• **Stated problem**
From the entries that follow, gather each line holding the word "لامپهای".

• **Given data**
----------
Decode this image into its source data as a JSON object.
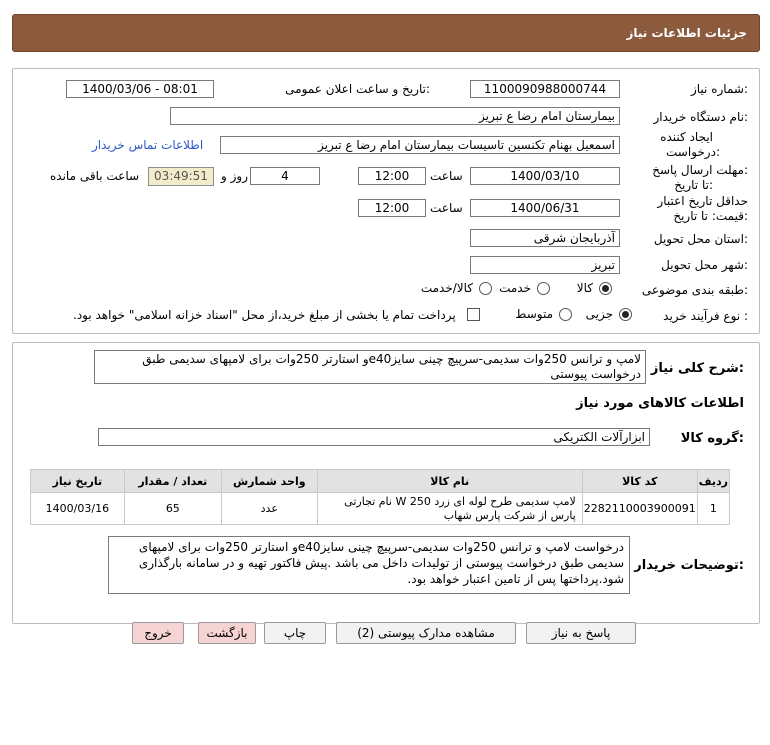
{
  "header": {
    "title": "جزئیات اطلاعات نیاز"
  },
  "info": {
    "need_number_label": "شماره نیاز:",
    "need_number": "1100090988000744",
    "announce_label": "تاریخ و ساعت اعلان عمومی:",
    "announce_value": "1400/03/06 - 08:01",
    "buyer_label": "نام دستگاه خریدار:",
    "buyer_value": "بیمارستان امام رضا  ع  تبریز",
    "creator_label_1": "ایجاد کننده",
    "creator_label_2": "درخواست:",
    "creator_value": "اسمعیل بهنام تکنسین تاسیسات بیمارستان امام رضا  ع  تبریز",
    "contact_link": "اطلاعات تماس خریدار",
    "send_deadline_label_1": "مهلت ارسال پاسخ:",
    "send_deadline_label_2": "تا تاریخ:",
    "send_date": "1400/03/10",
    "time_label": "ساعت",
    "send_time": "12:00",
    "days_value": "4",
    "days_label": "روز و",
    "timer": "03:49:51",
    "remaining_label": "ساعت باقی مانده",
    "validity_label_1": "حداقل تاریخ اعتبار",
    "validity_label_2": "قیمت: تا تاریخ:",
    "validity_date": "1400/06/31",
    "validity_time": "12:00",
    "province_label": "استان محل تحویل:",
    "province_value": "آذربایجان شرقی",
    "city_label": "شهر محل تحویل:",
    "city_value": "تبریز",
    "category_label": "طبقه بندی موضوعی:",
    "category_options": [
      "کالا",
      "خدمت",
      "کالا/خدمت"
    ],
    "process_label": "نوع فرآیند خرید :",
    "process_options": [
      "جزیی",
      "متوسط"
    ],
    "payment_text": "پرداخت تمام یا بخشی از مبلغ خرید،از محل \"اسناد خزانه اسلامی\" خواهد بود."
  },
  "summary": {
    "label": "شرح کلی نیاز:",
    "value": "لامپ و ترانس 250وات سدیمی-سرپیچ چینی سایزe40و استارتر 250وات برای لامپهای سدیمی طبق درخواست پیوستی"
  },
  "goods": {
    "section_title": "اطلاعات کالاهای مورد نیاز",
    "group_label": "گروه کالا:",
    "group_value": "ابزارآلات الکتریکی",
    "columns": [
      "ردیف",
      "کد کالا",
      "نام کالا",
      "واحد شمارش",
      "تعداد / مقدار",
      "تاریخ نیاز"
    ],
    "rows": [
      {
        "index": "1",
        "code": "2282110003900091",
        "name": "لامپ سدیمی طرح لوله ای زرد W 250 نام تجارتی پارس از شرکت پارس شهاب",
        "unit": "عدد",
        "qty": "65",
        "date": "1400/03/16"
      }
    ]
  },
  "buyer_notes": {
    "label": "توضیحات خریدار:",
    "value": "درخواست لامپ و ترانس 250وات سدیمی-سرپیچ چینی سایزe40و استارتر 250وات برای لامپهای سدیمی  طبق درخواست پیوستی از تولیدات داخل می باشد .پیش فاکتور تهیه و در سامانه بارگذاری شود.پرداختها  پس از تامین اعتبار خواهد بود."
  },
  "buttons": {
    "reply": "پاسخ به نیاز",
    "attachments": "مشاهده مدارک پیوستی (2)",
    "print": "چاپ",
    "back": "بازگشت",
    "exit": "خروج"
  },
  "watermark": {
    "line1": "ParsNamadData",
    "line2": "مرکز فرآوری اطلاعات پارس نماد داده ها",
    "line3": "پایگاه اطلاع رسانی مناقصه و مزایده",
    "line4": "۰۲۱-۸۸۳۴۹۶۷۰"
  }
}
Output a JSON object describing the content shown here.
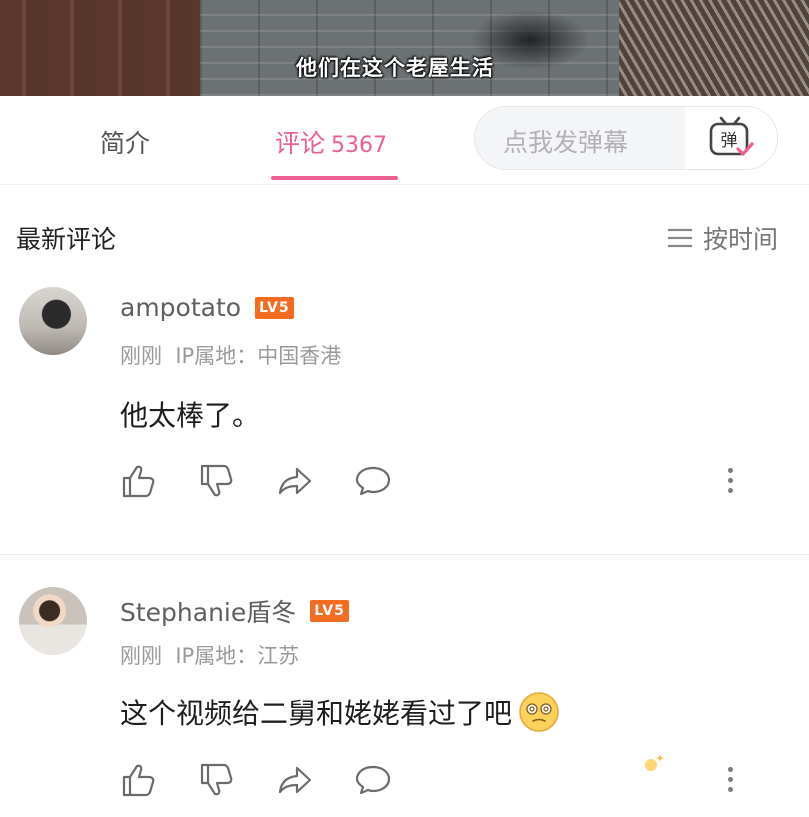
----------
• **Answer to this problem**
    "value": "لامپ و ترانس 250وات سدیمی-سرپیچ چینی سایزe40و استارتر 250وات برای لامپهای سدیمی طبق درخواست پیوستی"
    "value": "درخواست لامپ و ترانس 250وات سدیمی-سرپیچ چینی سایزe40و استارتر 250وات برای لامپهای سدیمی  طبق درخواست پیوستی از تولیدات داخل می باشد .پیش فاکتور تهیه و در سامانه بارگذاری شود.پرداختها  پس از تامین اعتبار خواهد بود."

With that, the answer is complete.